Print all of the lines exactly. Any picture among them stays out.

→ **Extracted data entries**:
= = = = = = =
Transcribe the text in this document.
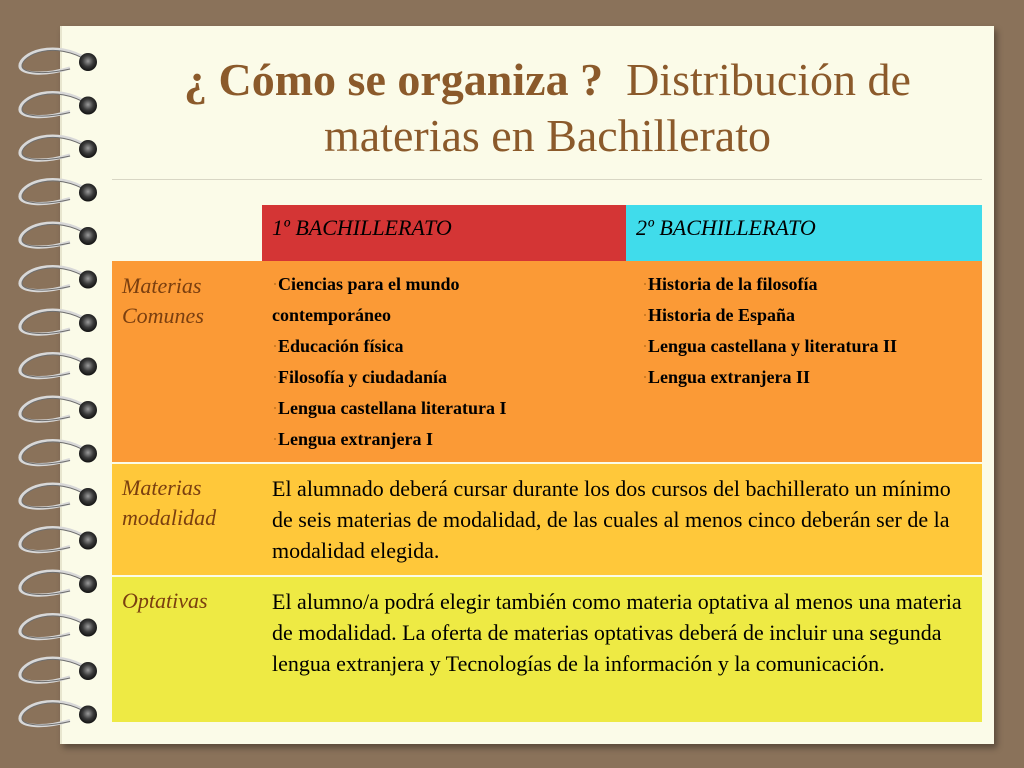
¿ Cómo se organiza ? Distribución de materias en Bachillerato
1º BACHILLERATO	2º BACHILLERATO
Materias Comunes
·Ciencias para el mundo
contemporáneo
·Educación física
·Filosofía y ciudadanía
·Lengua castellana literatura I
·Lengua extranjera I
·Historia de la filosofía
·Historia de España
·Lengua castellana y literatura II
·Lengua extranjera II
Materias modalidad
El alumnado deberá cursar durante los dos cursos del bachillerato un mínimo de seis materias de modalidad, de las cuales al menos cinco deberán ser de la modalidad elegida.
Optativas	El alumno/a podrá elegir también como materia optativa al menos una materia de modalidad. La oferta de materias optativas deberá de incluir una segunda lengua extranjera y Tecnologías de la información y la comunicación.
= = = = = = =
→ **Result of this exercise**:
Transcribe the text in this document.
¿ Cómo se organiza ? Distribución de materias en Bachillerato
1º BACHILLERATO	2º BACHILLERATO
Materias Comunes
·Ciencias para el mundo
contemporáneo
·Educación física
·Filosofía y ciudadanía
·Lengua castellana literatura I
·Lengua extranjera I
·Historia de la filosofía
·Historia de España
·Lengua castellana y literatura II
·Lengua extranjera II
Materias modalidad
El alumnado deberá cursar durante los dos cursos del bachillerato un mínimo de seis materias de modalidad, de las cuales al menos cinco deberán ser de la modalidad elegida.
Optativas	El alumno/a podrá elegir también como materia optativa al menos una materia de modalidad. La oferta de materias optativas deberá de incluir una segunda lengua extranjera y Tecnologías de la información y la comunicación.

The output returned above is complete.